▶ [The task] Find the word "Great" in the records and copy every line where it occurs.

Data shown Start Marker

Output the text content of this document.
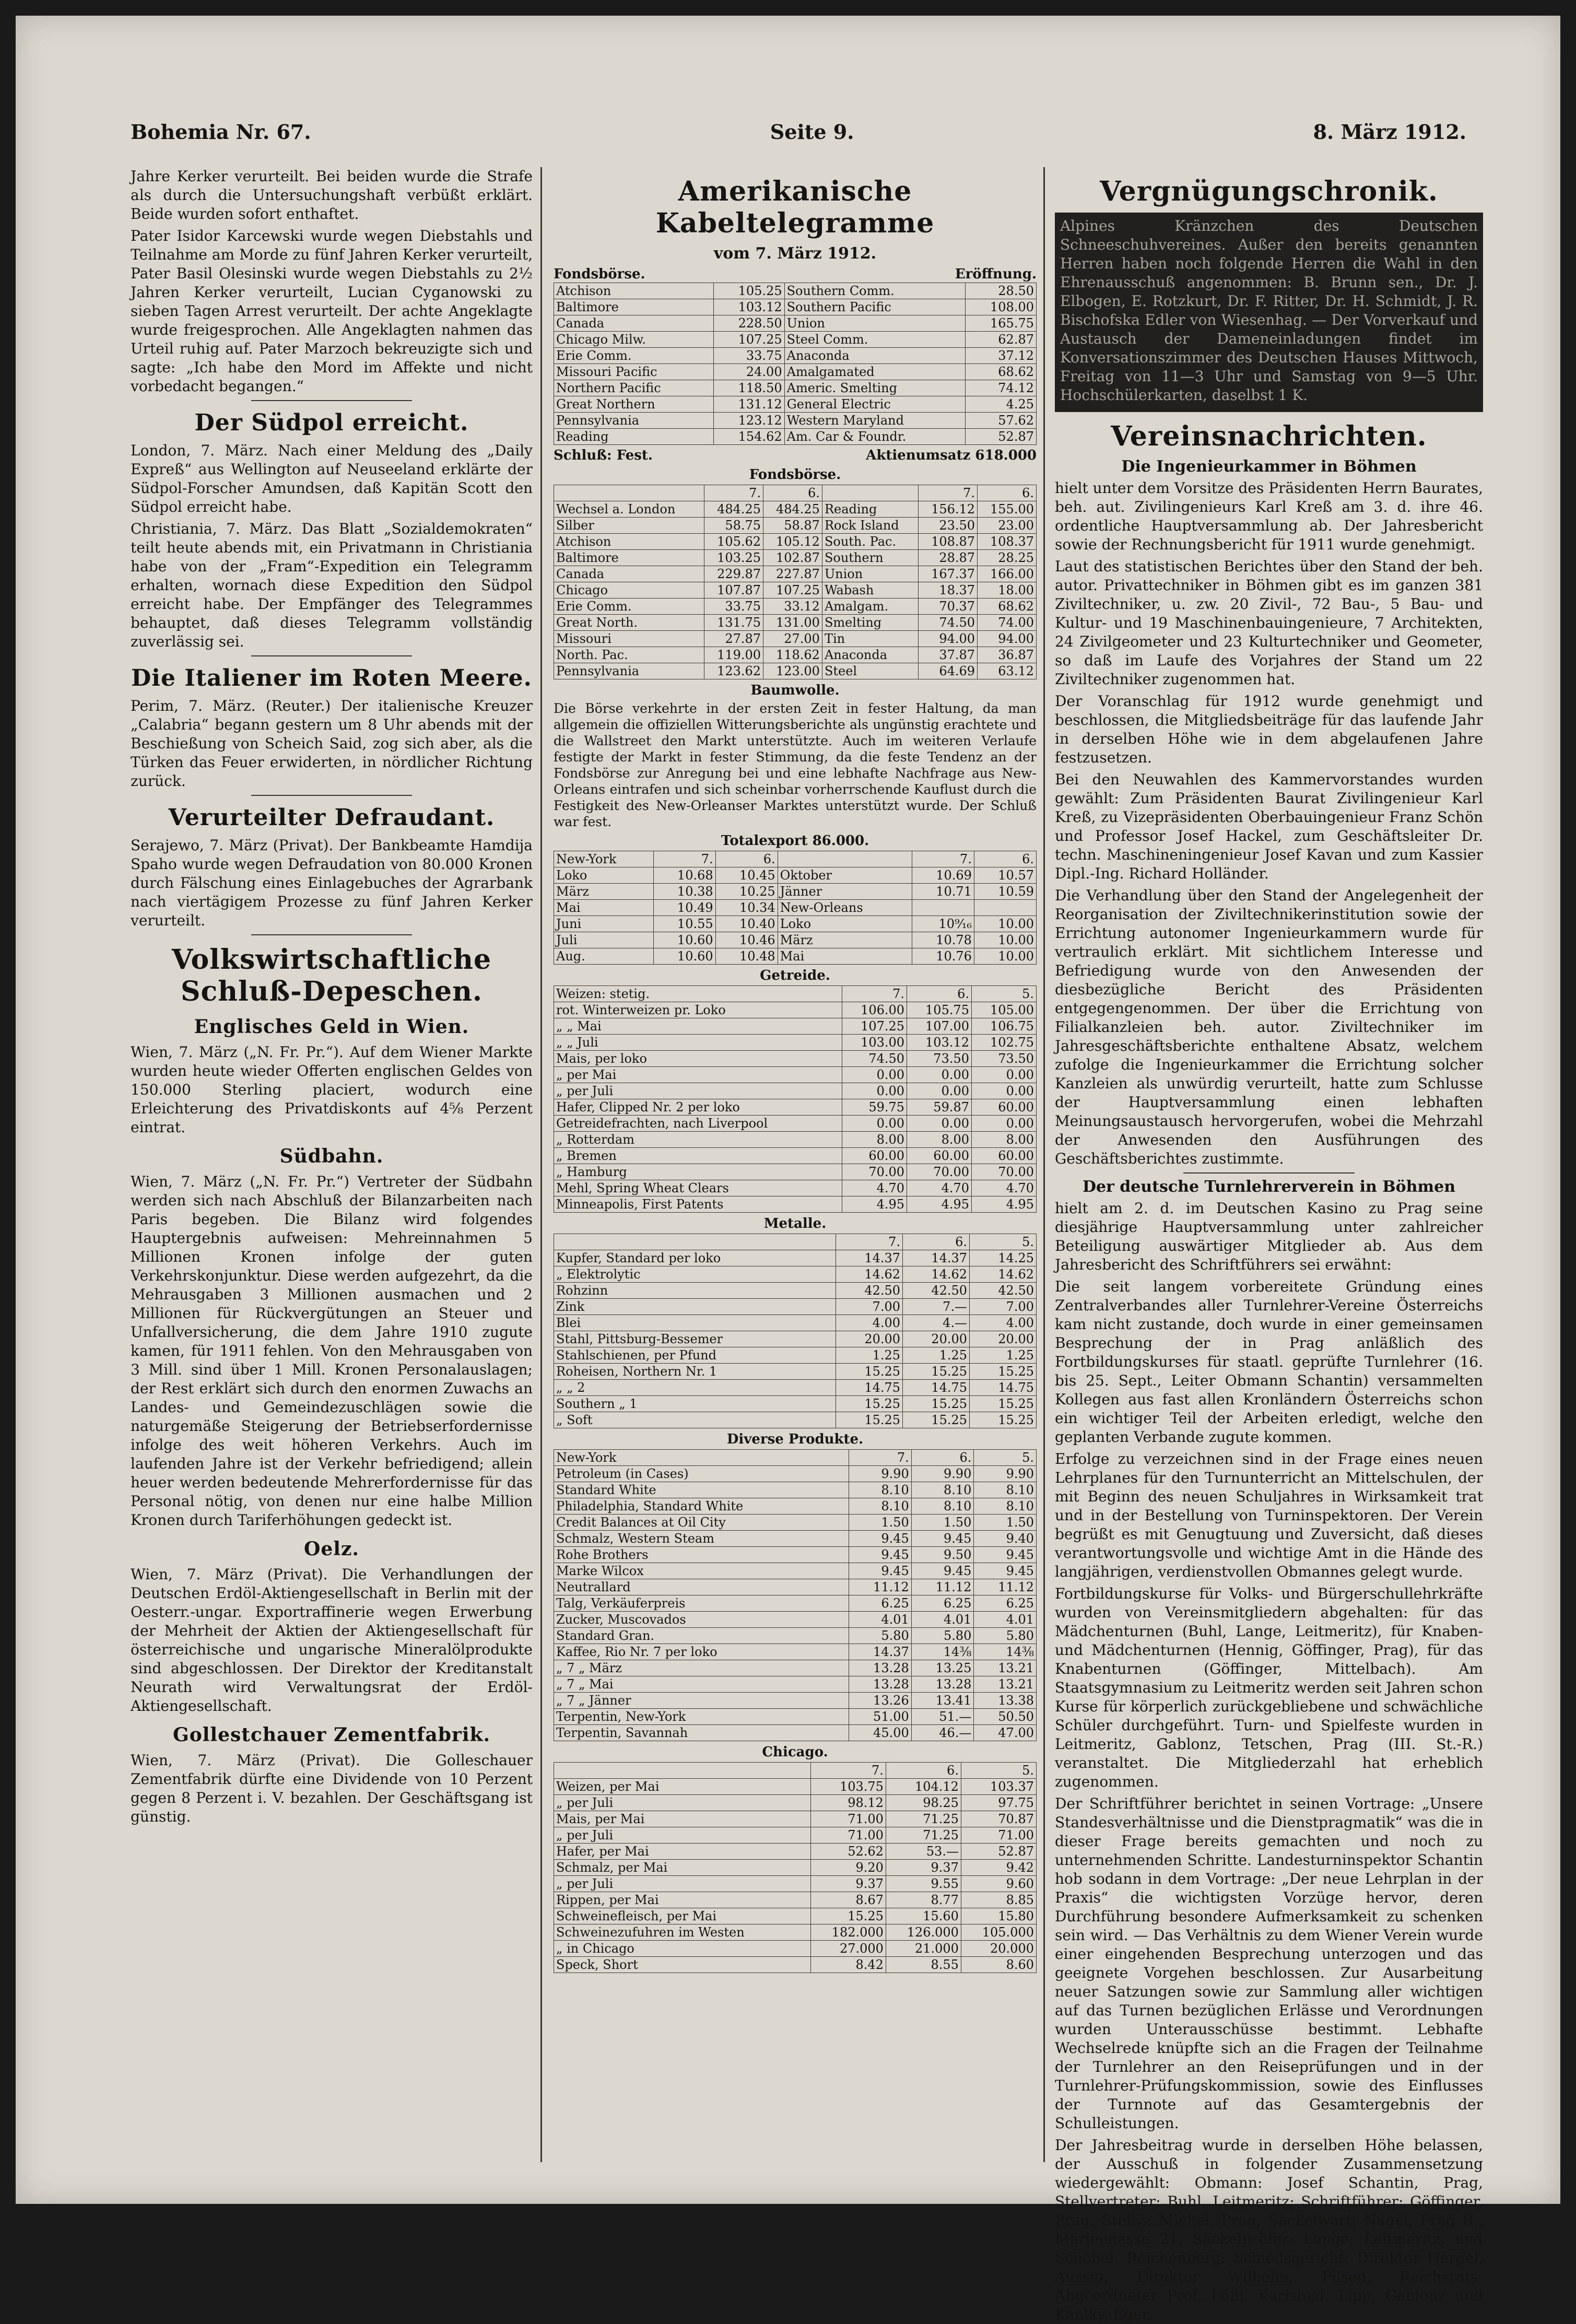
Bohemia Nr. 67.	Seite 9.	8. März 1912.

Jahre Kerker verurteilt. Bei beiden wurde die Strafe als durch die Untersuchungshaft verbüßt erklärt. Beide wurden sofort enthaftet.

Pater Isidor Karcewski wurde wegen Diebstahls und Teilnahme am Morde zu fünf Jahren Kerker verurteilt, Pater Basil Olesinski wurde wegen Diebstahls zu 2½ Jahren Kerker verurteilt, Lucian Cyganowski zu sieben Tagen Arrest verurteilt. Der achte Angeklagte wurde freigesprochen. Alle Angeklagten nahmen das Urteil ruhig auf. Pater Marzoch bekreuzigte sich und sagte: „Ich habe den Mord im Affekte und nicht vorbedacht begangen.“

Der Südpol erreicht.

London, 7. März. Nach einer Meldung des „Daily Expreß“ aus Wellington auf Neuseeland erklärte der Südpol-Forscher Amundsen, daß Kapitän Scott den Südpol erreicht habe.

Christiania, 7. März. Das Blatt „Sozialdemokraten“ teilt heute abends mit, ein Privatmann in Christiania habe von der „Fram“-Expedition ein Telegramm erhalten, wornach diese Expedition den Südpol erreicht habe. Der Empfänger des Telegrammes behauptet, daß dieses Telegramm vollständig zuverlässig sei.

Die Italiener im Roten Meere.

Perim, 7. März. (Reuter.) Der italienische Kreuzer „Calabria“ begann gestern um 8 Uhr abends mit der Beschießung von Scheich Said, zog sich aber, als die Türken das Feuer erwiderten, in nördlicher Richtung zurück.

Verurteilter Defraudant.

Serajewo, 7. März (Privat). Der Bankbeamte Hamdija Spaho wurde wegen Defraudation von 80.000 Kronen durch Fälschung eines Einlagebuches der Agrarbank nach viertägigem Prozesse zu fünf Jahren Kerker verurteilt.

Volkswirtschaftliche Schluß-Depeschen.
Englisches Geld in Wien.

Wien, 7. März („N. Fr. Pr.“). Auf dem Wiener Markte wurden heute wieder Offerten englischen Geldes von 150.000 Sterling placiert, wodurch eine Erleichterung des Privatdiskonts auf 4⅝ Perzent eintrat.

Südbahn.

Wien, 7. März („N. Fr. Pr.“) Vertreter der Südbahn werden sich nach Abschluß der Bilanzarbeiten nach Paris begeben. Die Bilanz wird folgendes Hauptergebnis aufweisen: Mehreinnahmen 5 Millionen Kronen infolge der guten Verkehrskonjunktur. Diese werden aufgezehrt, da die Mehrausgaben 3 Millionen ausmachen und 2 Millionen für Rückvergütungen an Steuer und Unfallversicherung, die dem Jahre 1910 zugute kamen, für 1911 fehlen. Von den Mehrausgaben von 3 Mill. sind über 1 Mill. Kronen Personalauslagen; der Rest erklärt sich durch den enormen Zuwachs an Landes- und Gemeindezuschlägen sowie die naturgemäße Steigerung der Betriebserfordernisse infolge des weit höheren Verkehrs. Auch im laufenden Jahre ist der Verkehr befriedigend; allein heuer werden bedeutende Mehrerfordernisse für das Personal nötig, von denen nur eine halbe Million Kronen durch Tariferhöhungen gedeckt ist.

Oelz.

Wien, 7. März (Privat). Die Verhandlungen der Deutschen Erdöl-Aktiengesellschaft in Berlin mit der Oesterr.-ungar. Exportraffinerie wegen Erwerbung der Mehrheit der Aktien der Aktiengesellschaft für österreichische und ungarische Mineralölprodukte sind abgeschlossen. Der Direktor der Kreditanstalt Neurath wird Verwaltungsrat der Erdöl-Aktiengesellschaft.

Gollestchauer Zementfabrik.

Wien, 7. März (Privat). Die Golleschauer Zementfabrik dürfte eine Dividende von 10 Perzent gegen 8 Perzent i. V. bezahlen. Der Geschäftsgang ist günstig.

Amerikanische Kabeltelegramme
vom 7. März 1912.
Fondsbörse.	Eröffnung.
Atchison	105.25	Southern Comm.	28.50
Baltimore	103.12	Southern Pacific	108.00
Canada	228.50	Union	165.75
Chicago Milw.	107.25	Steel Comm.	62.87
Erie Comm.	33.75	Anaconda	37.12
Missouri Pacific	24.00	Amalgamated	68.62
Northern Pacific	118.50	Americ. Smelting	74.12
Great Northern	131.12	General Electric	4.25
Pennsylvania	123.12	Western Maryland	57.62
Reading	154.62	Am. Car & Foundr.	52.87
Schluß: Fest.	Aktienumsatz 618.000
Fondsbörse.
	7.	6.		7.	6.
Wechsel a. London	484.25	484.25	Reading	156.12	155.00
Silber	58.75	58.87	Rock Island	23.50	23.00
Atchison	105.62	105.12	South. Pac.	108.87	108.37
Baltimore	103.25	102.87	Southern	28.87	28.25
Canada	229.87	227.87	Union	167.37	166.00
Chicago	107.87	107.25	Wabash	18.37	18.00
Erie Comm.	33.75	33.12	Amalgam.	70.37	68.62
Great North.	131.75	131.00	Smelting	74.50	74.00
Missouri	27.87	27.00	Tin	94.00	94.00
North. Pac.	119.00	118.62	Anaconda	37.87	36.87
Pennsylvania	123.62	123.00	Steel	64.69	63.12
Baumwolle.

Die Börse verkehrte in der ersten Zeit in fester Haltung, da man allgemein die offiziellen Witterungsberichte als ungünstig erachtete und die Wallstreet den Markt unterstützte. Auch im weiteren Verlaufe festigte der Markt in fester Stimmung, da die feste Tendenz an der Fondsbörse zur Anregung bei und eine lebhafte Nachfrage aus New-Orleans eintrafen und sich scheinbar vorherrschende Kauflust durch die Festigkeit des New-Orleanser Marktes unterstützt wurde. Der Schluß war fest.

Totalexport 86.000.
New-York	7.	6.		7.	6.
Loko	10.68	10.45	Oktober	10.69	10.57
März	10.38	10.25	Jänner	10.71	10.59
Mai	10.49	10.34	New-Orleans		
Juni	10.55	10.40	Loko	10⁹⁄₁₆	10.00
Juli	10.60	10.46	März	10.78	10.00
Aug.	10.60	10.48	Mai	10.76	10.00
Getreide.
Weizen: stetig.	7.	6.	5.
rot. Winterweizen pr. Loko	106.00	105.75	105.00
„ „ Mai	107.25	107.00	106.75
„ „ Juli	103.00	103.12	102.75
Mais, per loko	74.50	73.50	73.50
„ per Mai	0.00	0.00	0.00
„ per Juli	0.00	0.00	0.00
Hafer, Clipped Nr. 2 per loko	59.75	59.87	60.00
Getreidefrachten, nach Liverpool	0.00	0.00	0.00
„ Rotterdam	8.00	8.00	8.00
„ Bremen	60.00	60.00	60.00
„ Hamburg	70.00	70.00	70.00
Mehl, Spring Wheat Clears	4.70	4.70	4.70
Minneapolis, First Patents	4.95	4.95	4.95
Metalle.
	7.	6.	5.
Kupfer, Standard per loko	14.37	14.37	14.25
„ Elektrolytic	14.62	14.62	14.62
Rohzinn	42.50	42.50	42.50
Zink	7.00	7.—	7.00
Blei	4.00	4.—	4.00
Stahl, Pittsburg-Bessemer	20.00	20.00	20.00
Stahlschienen, per Pfund	1.25	1.25	1.25
Roheisen, Northern Nr. 1	15.25	15.25	15.25
„ „ 2	14.75	14.75	14.75
Southern „ 1	15.25	15.25	15.25
„ Soft	15.25	15.25	15.25
Diverse Produkte.
New-York	7.	6.	5.
Petroleum (in Cases)	9.90	9.90	9.90
Standard White	8.10	8.10	8.10
Philadelphia, Standard White	8.10	8.10	8.10
Credit Balances at Oil City	1.50	1.50	1.50
Schmalz, Western Steam	9.45	9.45	9.40
Rohe Brothers	9.45	9.50	9.45
Marke Wilcox	9.45	9.45	9.45
Neutrallard	11.12	11.12	11.12
Talg, Verkäuferpreis	6.25	6.25	6.25
Zucker, Muscovados	4.01	4.01	4.01
Standard Gran.	5.80	5.80	5.80
Kaffee, Rio Nr. 7 per loko	14.37	14⅜	14⅜
„ 7 „ März	13.28	13.25	13.21
„ 7 „ Mai	13.28	13.28	13.21
„ 7 „ Jänner	13.26	13.41	13.38
Terpentin, New-York	51.00	51.—	50.50
Terpentin, Savannah	45.00	46.—	47.00
Chicago.
	7.	6.	5.
Weizen, per Mai	103.75	104.12	103.37
„ per Juli	98.12	98.25	97.75
Mais, per Mai	71.00	71.25	70.87
„ per Juli	71.00	71.25	71.00
Hafer, per Mai	52.62	53.—	52.87
Schmalz, per Mai	9.20	9.37	9.42
„ per Juli	9.37	9.55	9.60
Rippen, per Mai	8.67	8.77	8.85
Schweinefleisch, per Mai	15.25	15.60	15.80
Schweinezufuhren im Westen	182.000	126.000	105.000
„ in Chicago	27.000	21.000	20.000
Speck, Short	8.42	8.55	8.60
Vergnügungschronik.

Alpines Kränzchen des Deutschen Schneeschuhvereines. Außer den bereits genannten Herren haben noch folgende Herren die Wahl in den Ehrenausschuß angenommen: B. Brunn sen., Dr. J. Elbogen, E. Rotzkurt, Dr. F. Ritter, Dr. H. Schmidt, J. R. Bischofska Edler von Wiesenhag. — Der Vorverkauf und Austausch der Dameneinladungen findet im Konversationszimmer des Deutschen Hauses Mittwoch, Freitag von 11—3 Uhr und Samstag von 9—5 Uhr. Hochschülerkarten, daselbst 1 K.

Vereinsnachrichten.
Die Ingenieurkammer in Böhmen

hielt unter dem Vorsitze des Präsidenten Herrn Baurates, beh. aut. Zivilingenieurs Karl Kreß am 3. d. ihre 46. ordentliche Hauptversammlung ab. Der Jahresbericht sowie der Rechnungsbericht für 1911 wurde genehmigt.

Laut des statistischen Berichtes über den Stand der beh. autor. Privattechniker in Böhmen gibt es im ganzen 381 Ziviltechniker, u. zw. 20 Zivil-, 72 Bau-, 5 Bau- und Kultur- und 19 Maschinenbauingenieure, 7 Architekten, 24 Zivilgeometer und 23 Kulturtechniker und Geometer, so daß im Laufe des Vorjahres der Stand um 22 Ziviltechniker zugenommen hat.

Der Voranschlag für 1912 wurde genehmigt und beschlossen, die Mitgliedsbeiträge für das laufende Jahr in derselben Höhe wie in dem abgelaufenen Jahre festzusetzen.

Bei den Neuwahlen des Kammervorstandes wurden gewählt: Zum Präsidenten Baurat Zivilingenieur Karl Kreß, zu Vizepräsidenten Oberbauingenieur Franz Schön und Professor Josef Hackel, zum Geschäftsleiter Dr. techn. Maschineningenieur Josef Kavan und zum Kassier Dipl.-Ing. Richard Holländer.

Die Verhandlung über den Stand der Angelegenheit der Reorganisation der Ziviltechnikerinstitution sowie der Errichtung autonomer Ingenieurkammern wurde für vertraulich erklärt. Mit sichtlichem Interesse und Befriedigung wurde von den Anwesenden der diesbezügliche Bericht des Präsidenten entgegengenommen. Der über die Errichtung von Filialkanzleien beh. autor. Ziviltechniker im Jahresgeschäftsberichte enthaltene Absatz, welchem zufolge die Ingenieurkammer die Errichtung solcher Kanzleien als unwürdig verurteilt, hatte zum Schlusse der Hauptversammlung einen lebhaften Meinungsaustausch hervorgerufen, wobei die Mehrzahl der Anwesenden den Ausführungen des Geschäftsberichtes zustimmte.

Der deutsche Turnlehrerverein in Böhmen

hielt am 2. d. im Deutschen Kasino zu Prag seine diesjährige Hauptversammlung unter zahlreicher Beteiligung auswärtiger Mitglieder ab. Aus dem Jahresbericht des Schriftführers sei erwähnt:

Die seit langem vorbereitete Gründung eines Zentralverbandes aller Turnlehrer-Vereine Österreichs kam nicht zustande, doch wurde in einer gemeinsamen Besprechung der in Prag anläßlich des Fortbildungskurses für staatl. geprüfte Turnlehrer (16. bis 25. Sept., Leiter Obmann Schantin) versammelten Kollegen aus fast allen Kronländern Österreichs schon ein wichtiger Teil der Arbeiten erledigt, welche den geplanten Verbande zugute kommen.

Erfolge zu verzeichnen sind in der Frage eines neuen Lehrplanes für den Turnunterricht an Mittelschulen, der mit Beginn des neuen Schuljahres in Wirksamkeit trat und in der Bestellung von Turninspektoren. Der Verein begrüßt es mit Genugtuung und Zuversicht, daß dieses verantwortungsvolle und wichtige Amt in die Hände des langjährigen, verdienstvollen Obmannes gelegt wurde.

Fortbildungskurse für Volks- und Bürgerschullehrkräfte wurden von Vereinsmitgliedern abgehalten: für das Mädchenturnen (Buhl, Lange, Leitmeritz), für Knaben- und Mädchenturnen (Hennig, Göffinger, Prag), für das Knabenturnen (Göffinger, Mittelbach). Am Staatsgymnasium zu Leitmeritz werden seit Jahren schon Kurse für körperlich zurückgebliebene und schwächliche Schüler durchgeführt. Turn- und Spielfeste wurden in Leitmeritz, Gablonz, Tetschen, Prag (III. St.-R.) veranstaltet. Die Mitgliederzahl hat erheblich zugenommen.

Der Schriftführer berichtet in seinen Vortrage: „Unsere Standesverhältnisse und die Dienstpragmatik“ was die in dieser Frage bereits gemachten und noch zu unternehmenden Schritte. Landesturninspektor Schantin hob sodann in dem Vortrage: „Der neue Lehrplan in der Praxis“ die wichtigsten Vorzüge hervor, deren Durchführung besondere Aufmerksamkeit zu schenken sein wird. — Das Verhältnis zu dem Wiener Verein wurde einer eingehenden Besprechung unterzogen und das geeignete Vorgehen beschlossen. Zur Ausarbeitung neuer Satzungen sowie zur Sammlung aller wichtigen auf das Turnen bezüglichen Erlässe und Verordnungen wurden Unterausschüsse bestimmt. Lebhafte Wechselrede knüpfte sich an die Fragen der Teilnahme der Turnlehrer an den Reiseprüfungen und in der Turnlehrer-Prüfungskommission, sowie des Einflusses der Turnnote auf das Gesamtergebnis der Schulleistungen.

Der Jahresbeitrag wurde in derselben Höhe belassen, der Ausschuß in folgender Zusammensetzung wiedergewählt: Obmann: Josef Schantin, Prag, Stellvertreter: Buhl, Leitmeritz; Schriftführer: Göffinger, Prag, Stellv.: Michel, Prag; Säckelwart: Nagel, Prag II., Mariengasse 21, Säckelprüfer: Lange, Leitmeritz, und Schöbel, Reichenberg; Schiedsgericht: Direktor Hergel, Aussig, Direktor Wilhelm, Pilsen, Reichsrats-Abgeordneter Prof. Lößl, Karlsbad, Lipp, Gablonz und Kaulky, Eger.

Data shown End Marker

▶ [Result of the exercise]
Great Northern	131.12	General Electric	4.25
Great North.	131.75	131.00	Smelting	74.50	74.00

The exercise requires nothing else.